» **Stored data**:
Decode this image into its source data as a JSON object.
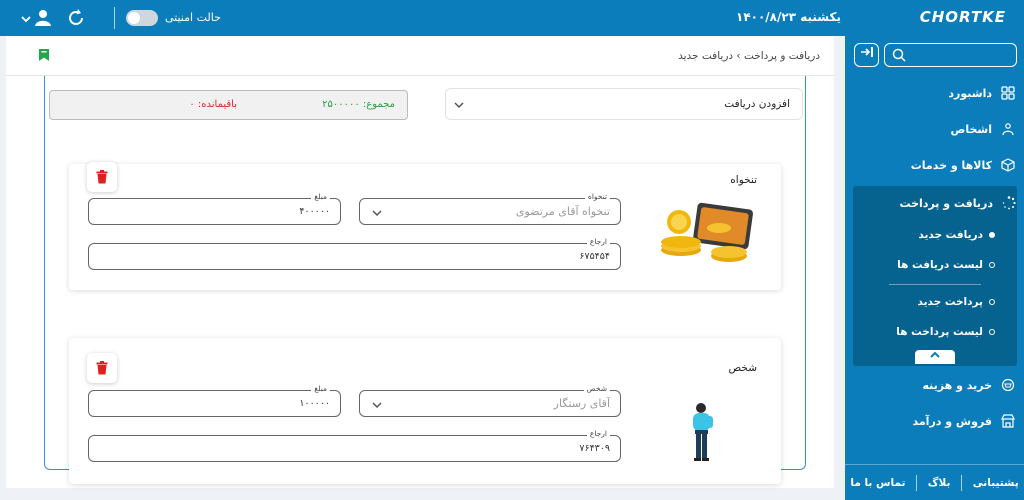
{
  "header": {
    "logo": "CHORTKE",
    "date": "یکشنبه ۱۴۰۰/۸/۲۳",
    "safe_mode_label": "حالت امنیتی"
  },
  "sidebar": {
    "items": [
      {
        "label": "داشبورد",
        "icon": "grid-icon"
      },
      {
        "label": "اشخاص",
        "icon": "people-icon"
      },
      {
        "label": "کالاها و خدمات",
        "icon": "box-icon"
      },
      {
        "label": "دریافت و پرداخت",
        "icon": "spinner-icon"
      },
      {
        "label": "خرید و هزینه",
        "icon": "cart-icon"
      },
      {
        "label": "فروش و درآمد",
        "icon": "store-icon"
      }
    ],
    "subitems": [
      {
        "label": "دریافت جدید",
        "active": true
      },
      {
        "label": "لیست دریافت ها",
        "active": false
      },
      {
        "label": "پرداخت جدید",
        "active": false
      },
      {
        "label": "لیست پرداخت ها",
        "active": false
      }
    ],
    "footer": [
      "پشتیبانی",
      "بلاگ",
      "تماس با ما"
    ]
  },
  "breadcrumb": "دریافت و پرداخت › دریافت جدید",
  "form": {
    "add_select_label": "افزودن دریافت",
    "total": "مجموع: ۲۵۰۰۰۰۰",
    "remaining": "باقیمانده: ۰",
    "cards": [
      {
        "title": "تنخواه",
        "select_label": "تنخواه",
        "select_value": "تنخواه آقای مرتضوی",
        "amount_label": "مبلغ",
        "amount_value": "۴۰۰۰۰۰",
        "ref_label": "ارجاع",
        "ref_value": "۶۷۵۴۵۴"
      },
      {
        "title": "شخص",
        "select_label": "شخص",
        "select_value": "آقای رستگار",
        "amount_label": "مبلغ",
        "amount_value": "۱۰۰۰۰۰",
        "ref_label": "ارجاع",
        "ref_value": "۷۶۴۳۰۹"
      }
    ]
  },
  "colors": {
    "primary": "#0b7dbb",
    "submenu": "#06628f",
    "total_green": "#2e9a46",
    "remaining_red": "#d62c2c",
    "trash_red": "#e02020",
    "bookmark_green": "#1fa84a"
  }
}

» **Task brief**: Write out every line of the listing that holds the word "آقای".

» **Output for this task**:
        "select_value": "تنخواه آقای مرتضوی",
        "select_value": "آقای رستگار",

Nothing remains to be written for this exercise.